**Exercise**
Print the entries verbatim, leaving out the images they contain.

(Records)
- - -

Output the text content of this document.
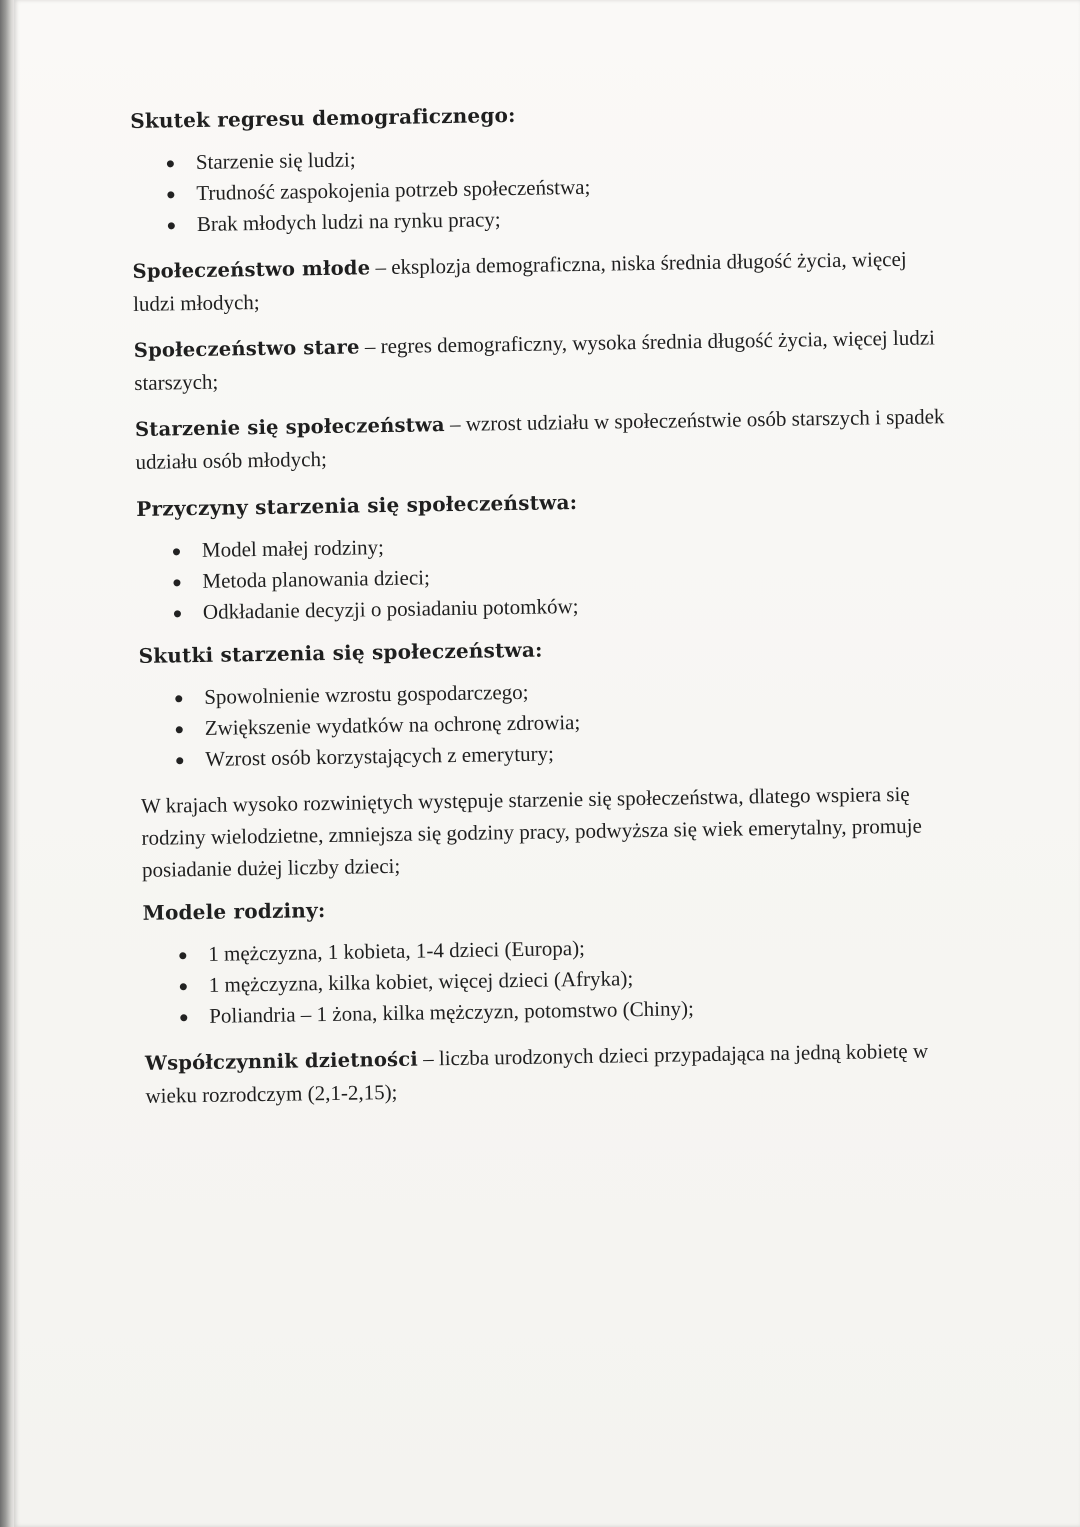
Skutek regresu demograficznego:
Starzenie się ludzi;
Trudność zaspokojenia potrzeb społeczeństwa;
Brak młodych ludzi na rynku pracy;

Społeczeństwo młode – eksplozja demograficzna, niska średnia długość życia, więcej ludzi młodych;

Społeczeństwo stare – regres demograficzny, wysoka średnia długość życia, więcej ludzi starszych;

Starzenie się społeczeństwa – wzrost udziału w społeczeństwie osób starszych i spadek udziału osób młodych;

Przyczyny starzenia się społeczeństwa:
Model małej rodziny;
Metoda planowania dzieci;
Odkładanie decyzji o posiadaniu potomków;
Skutki starzenia się społeczeństwa:
Spowolnienie wzrostu gospodarczego;
Zwiększenie wydatków na ochronę zdrowia;
Wzrost osób korzystających z emerytury;

W krajach wysoko rozwiniętych występuje starzenie się społeczeństwa, dlatego wspiera się rodziny wielodzietne, zmniejsza się godziny pracy, podwyższa się wiek emerytalny, promuje posiadanie dużej liczby dzieci;

Modele rodziny:
1 mężczyzna, 1 kobieta, 1-4 dzieci (Europa);
1 mężczyzna, kilka kobiet, więcej dzieci (Afryka);
Poliandria – 1 żona, kilka mężczyzn, potomstwo (Chiny);

Współczynnik dzietności – liczba urodzonych dzieci przypadająca na jedną kobietę w wieku rozrodczym (2,1-2,15);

- - -

**The solution**
Output the text content of this document.
Skutek regresu demograficznego:
Starzenie się ludzi;
Trudność zaspokojenia potrzeb społeczeństwa;
Brak młodych ludzi na rynku pracy;

Społeczeństwo młode – eksplozja demograficzna, niska średnia długość życia, więcej ludzi młodych;

Społeczeństwo stare – regres demograficzny, wysoka średnia długość życia, więcej ludzi starszych;

Starzenie się społeczeństwa – wzrost udziału w społeczeństwie osób starszych i spadek udziału osób młodych;

Przyczyny starzenia się społeczeństwa:
Model małej rodziny;
Metoda planowania dzieci;
Odkładanie decyzji o posiadaniu potomków;
Skutki starzenia się społeczeństwa:
Spowolnienie wzrostu gospodarczego;
Zwiększenie wydatków na ochronę zdrowia;
Wzrost osób korzystających z emerytury;

W krajach wysoko rozwiniętych występuje starzenie się społeczeństwa, dlatego wspiera się rodziny wielodzietne, zmniejsza się godziny pracy, podwyższa się wiek emerytalny, promuje posiadanie dużej liczby dzieci;

Modele rodziny:
1 mężczyzna, 1 kobieta, 1-4 dzieci (Europa);
1 mężczyzna, kilka kobiet, więcej dzieci (Afryka);
Poliandria – 1 żona, kilka mężczyzn, potomstwo (Chiny);

Współczynnik dzietności – liczba urodzonych dzieci przypadająca na jedną kobietę w wieku rozrodczym (2,1-2,15);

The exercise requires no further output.